- **To do**
Each entry here needs to be set down again exactly, please; pictures are left out.
==== Stored rows ====
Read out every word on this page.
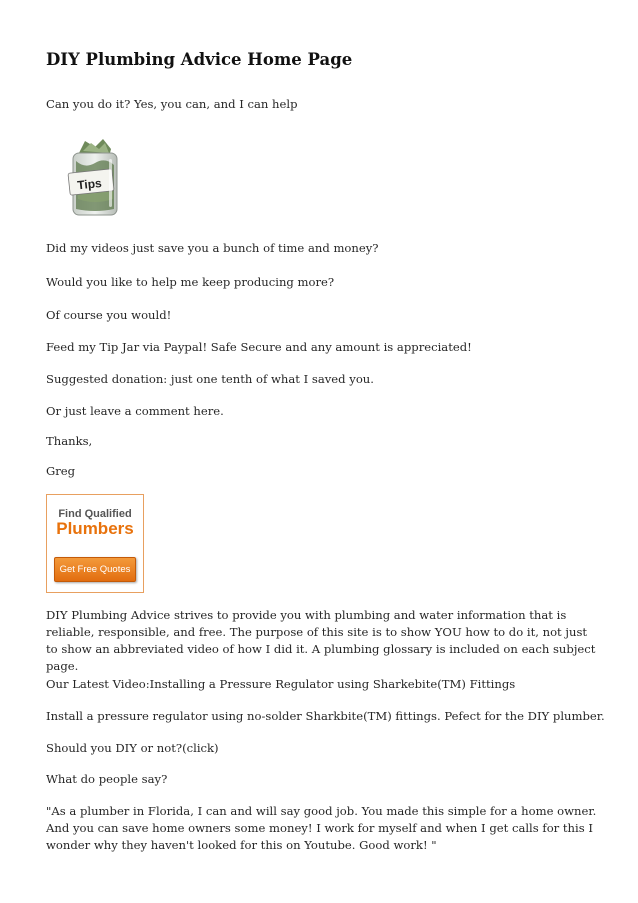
DIY Plumbing Advice Home Page

Can you do it? Yes, you can, and I can help

Tips

Did my videos just save you a bunch of time and money?

Would you like to help me keep producing more?

Of course you would!

Feed my Tip Jar via Paypal! Safe Secure and any amount is appreciated!

Suggested donation: just one tenth of what I saved you.

Or just leave a comment here.

Thanks,

Greg

Find Qualified
Plumbers
Get Free Quotes

DIY Plumbing Advice strives to provide you with plumbing and water information that is reliable, responsible, and free. The purpose of this site is to show YOU how to do it, not just to show an abbreviated video of how I did it. A plumbing glossary is included on each subject page.

Our Latest Video:Installing a Pressure Regulator using Sharkebite(TM) Fittings

Install a pressure regulator using no-solder Sharkbite(TM) fittings. Pefect for the DIY plumber.

Should you DIY or not?(click)

What do people say?

"As a plumber in Florida, I can and will say good job. You made this simple for a home owner. And you can save home owners some money! I work for myself and when I get calls for this I wonder why they haven't looked for this on Youtube. Good work! "
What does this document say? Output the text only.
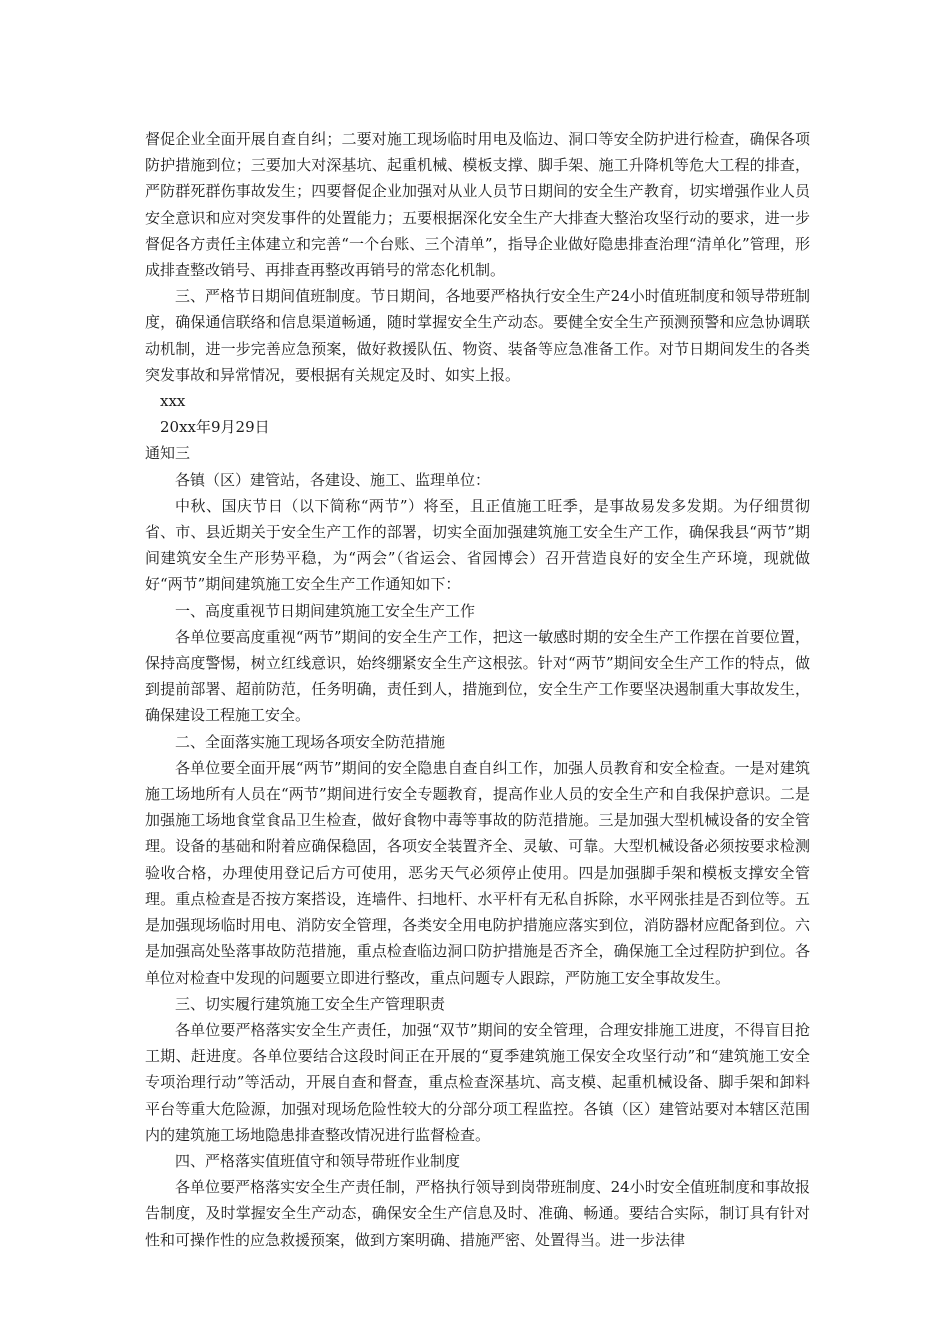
督促企业全面开展自查自纠；二要对施工现场临时用电及临边、洞口等安全防护进行检查，确保各项防护措施到位；三要加大对深基坑、起重机械、模板支撑、脚手架、施工升降机等危大工程的排查，严防群死群伤事故发生；四要督促企业加强对从业人员节日期间的安全生产教育，切实增强作业人员安全意识和应对突发事件的处置能力；五要根据深化安全生产大排查大整治攻坚行动的要求，进一步督促各方责任主体建立和完善“一个台账、三个清单”，指导企业做好隐患排查治理“清单化”管理，形成排查整改销号、再排查再整改再销号的常态化机制。

三、严格节日期间值班制度。节日期间，各地要严格执行安全生产24小时值班制度和领导带班制度，确保通信联络和信息渠道畅通，随时掌握安全生产动态。要健全安全生产预测预警和应急协调联动机制，进一步完善应急预案，做好救援队伍、物资、装备等应急准备工作。对节日期间发生的各类突发事故和异常情况，要根据有关规定及时、如实上报。

xxx

20xx年9月29日

通知三

各镇（区）建管站，各建设、施工、监理单位：

中秋、国庆节日（以下简称“两节”）将至，且正值施工旺季，是事故易发多发期。为仔细贯彻省、市、县近期关于安全生产工作的部署，切实全面加强建筑施工安全生产工作，确保我县“两节”期间建筑安全生产形势平稳，为“两会”（省运会、省园博会）召开营造良好的安全生产环境，现就做好“两节”期间建筑施工安全生产工作通知如下：

一、高度重视节日期间建筑施工安全生产工作

各单位要高度重视“两节”期间的安全生产工作，把这一敏感时期的安全生产工作摆在首要位置，保持高度警惕，树立红线意识，始终绷紧安全生产这根弦。针对“两节”期间安全生产工作的特点，做到提前部署、超前防范，任务明确，责任到人，措施到位，安全生产工作要坚决遏制重大事故发生，确保建设工程施工安全。

二、全面落实施工现场各项安全防范措施

各单位要全面开展“两节”期间的安全隐患自查自纠工作，加强人员教育和安全检查。一是对建筑施工场地所有人员在“两节”期间进行安全专题教育，提高作业人员的安全生产和自我保护意识。二是加强施工场地食堂食品卫生检查，做好食物中毒等事故的防范措施。三是加强大型机械设备的安全管理。设备的基础和附着应确保稳固，各项安全装置齐全、灵敏、可靠。大型机械设备必须按要求检测验收合格，办理使用登记后方可使用，恶劣天气必须停止使用。四是加强脚手架和模板支撑安全管理。重点检查是否按方案搭设，连墙件、扫地杆、水平杆有无私自拆除，水平网张挂是否到位等。五是加强现场临时用电、消防安全管理，各类安全用电防护措施应落实到位，消防器材应配备到位。六是加强高处坠落事故防范措施，重点检查临边洞口防护措施是否齐全，确保施工全过程防护到位。各单位对检查中发现的问题要立即进行整改，重点问题专人跟踪，严防施工安全事故发生。

三、切实履行建筑施工安全生产管理职责

各单位要严格落实安全生产责任，加强“双节”期间的安全管理，合理安排施工进度，不得盲目抢工期、赶进度。各单位要结合这段时间正在开展的“夏季建筑施工保安全攻坚行动”和“建筑施工安全专项治理行动”等活动，开展自查和督查，重点检查深基坑、高支模、起重机械设备、脚手架和卸料平台等重大危险源，加强对现场危险性较大的分部分项工程监控。各镇（区）建管站要对本辖区范围内的建筑施工场地隐患排查整改情况进行监督检查。

四、严格落实值班值守和领导带班作业制度

各单位要严格落实安全生产责任制，严格执行领导到岗带班制度、24小时安全值班制度和事故报告制度，及时掌握安全生产动态，确保安全生产信息及时、准确、畅通。要结合实际，制订具有针对性和可操作性的应急救援预案，做到方案明确、措施严密、处置得当。进一步法律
====
- **Response to this exercise**
Read out every word on this page.
DIY Plumbing Advice Home Page

Can you do it? Yes, you can, and I can help

Tips

Did my videos just save you a bunch of time and money?

Would you like to help me keep producing more?

Of course you would!

Feed my Tip Jar via Paypal! Safe Secure and any amount is appreciated!

Suggested donation: just one tenth of what I saved you.

Or just leave a comment here.

Thanks,

Greg

Find Qualified
Plumbers
Get Free Quotes

DIY Plumbing Advice strives to provide you with plumbing and water information that is reliable, responsible, and free. The purpose of this site is to show YOU how to do it, not just to show an abbreviated video of how I did it. A plumbing glossary is included on each subject page.

Our Latest Video:Installing a Pressure Regulator using Sharkebite(TM) Fittings

Install a pressure regulator using no-solder Sharkbite(TM) fittings. Pefect for the DIY plumber.

Should you DIY or not?(click)

What do people say?

"As a plumber in Florida, I can and will say good job. You made this simple for a home owner. And you can save home owners some money! I work for myself and when I get calls for this I wonder why they haven't looked for this on Youtube. Good work! "
What does this document say? Output the text only.
督促企业全面开展自查自纠；二要对施工现场临时用电及临边、洞口等安全防护进行检查，确保各项防护措施到位；三要加大对深基坑、起重机械、模板支撑、脚手架、施工升降机等危大工程的排查，严防群死群伤事故发生；四要督促企业加强对从业人员节日期间的安全生产教育，切实增强作业人员安全意识和应对突发事件的处置能力；五要根据深化安全生产大排查大整治攻坚行动的要求，进一步督促各方责任主体建立和完善“一个台账、三个清单”，指导企业做好隐患排查治理“清单化”管理，形成排查整改销号、再排查再整改再销号的常态化机制。

三、严格节日期间值班制度。节日期间，各地要严格执行安全生产24小时值班制度和领导带班制度，确保通信联络和信息渠道畅通，随时掌握安全生产动态。要健全安全生产预测预警和应急协调联动机制，进一步完善应急预案，做好救援队伍、物资、装备等应急准备工作。对节日期间发生的各类突发事故和异常情况，要根据有关规定及时、如实上报。

xxx

20xx年9月29日

通知三

各镇（区）建管站，各建设、施工、监理单位：

中秋、国庆节日（以下简称“两节”）将至，且正值施工旺季，是事故易发多发期。为仔细贯彻省、市、县近期关于安全生产工作的部署，切实全面加强建筑施工安全生产工作，确保我县“两节”期间建筑安全生产形势平稳，为“两会”（省运会、省园博会）召开营造良好的安全生产环境，现就做好“两节”期间建筑施工安全生产工作通知如下：

一、高度重视节日期间建筑施工安全生产工作

各单位要高度重视“两节”期间的安全生产工作，把这一敏感时期的安全生产工作摆在首要位置，保持高度警惕，树立红线意识，始终绷紧安全生产这根弦。针对“两节”期间安全生产工作的特点，做到提前部署、超前防范，任务明确，责任到人，措施到位，安全生产工作要坚决遏制重大事故发生，确保建设工程施工安全。

二、全面落实施工现场各项安全防范措施

各单位要全面开展“两节”期间的安全隐患自查自纠工作，加强人员教育和安全检查。一是对建筑施工场地所有人员在“两节”期间进行安全专题教育，提高作业人员的安全生产和自我保护意识。二是加强施工场地食堂食品卫生检查，做好食物中毒等事故的防范措施。三是加强大型机械设备的安全管理。设备的基础和附着应确保稳固，各项安全装置齐全、灵敏、可靠。大型机械设备必须按要求检测验收合格，办理使用登记后方可使用，恶劣天气必须停止使用。四是加强脚手架和模板支撑安全管理。重点检查是否按方案搭设，连墙件、扫地杆、水平杆有无私自拆除，水平网张挂是否到位等。五是加强现场临时用电、消防安全管理，各类安全用电防护措施应落实到位，消防器材应配备到位。六是加强高处坠落事故防范措施，重点检查临边洞口防护措施是否齐全，确保施工全过程防护到位。各单位对检查中发现的问题要立即进行整改，重点问题专人跟踪，严防施工安全事故发生。

三、切实履行建筑施工安全生产管理职责

各单位要严格落实安全生产责任，加强“双节”期间的安全管理，合理安排施工进度，不得盲目抢工期、赶进度。各单位要结合这段时间正在开展的“夏季建筑施工保安全攻坚行动”和“建筑施工安全专项治理行动”等活动，开展自查和督查，重点检查深基坑、高支模、起重机械设备、脚手架和卸料平台等重大危险源，加强对现场危险性较大的分部分项工程监控。各镇（区）建管站要对本辖区范围内的建筑施工场地隐患排查整改情况进行监督检查。

四、严格落实值班值守和领导带班作业制度

各单位要严格落实安全生产责任制，严格执行领导到岗带班制度、24小时安全值班制度和事故报告制度，及时掌握安全生产动态，确保安全生产信息及时、准确、畅通。要结合实际，制订具有针对性和可操作性的应急救援预案，做到方案明确、措施严密、处置得当。进一步法律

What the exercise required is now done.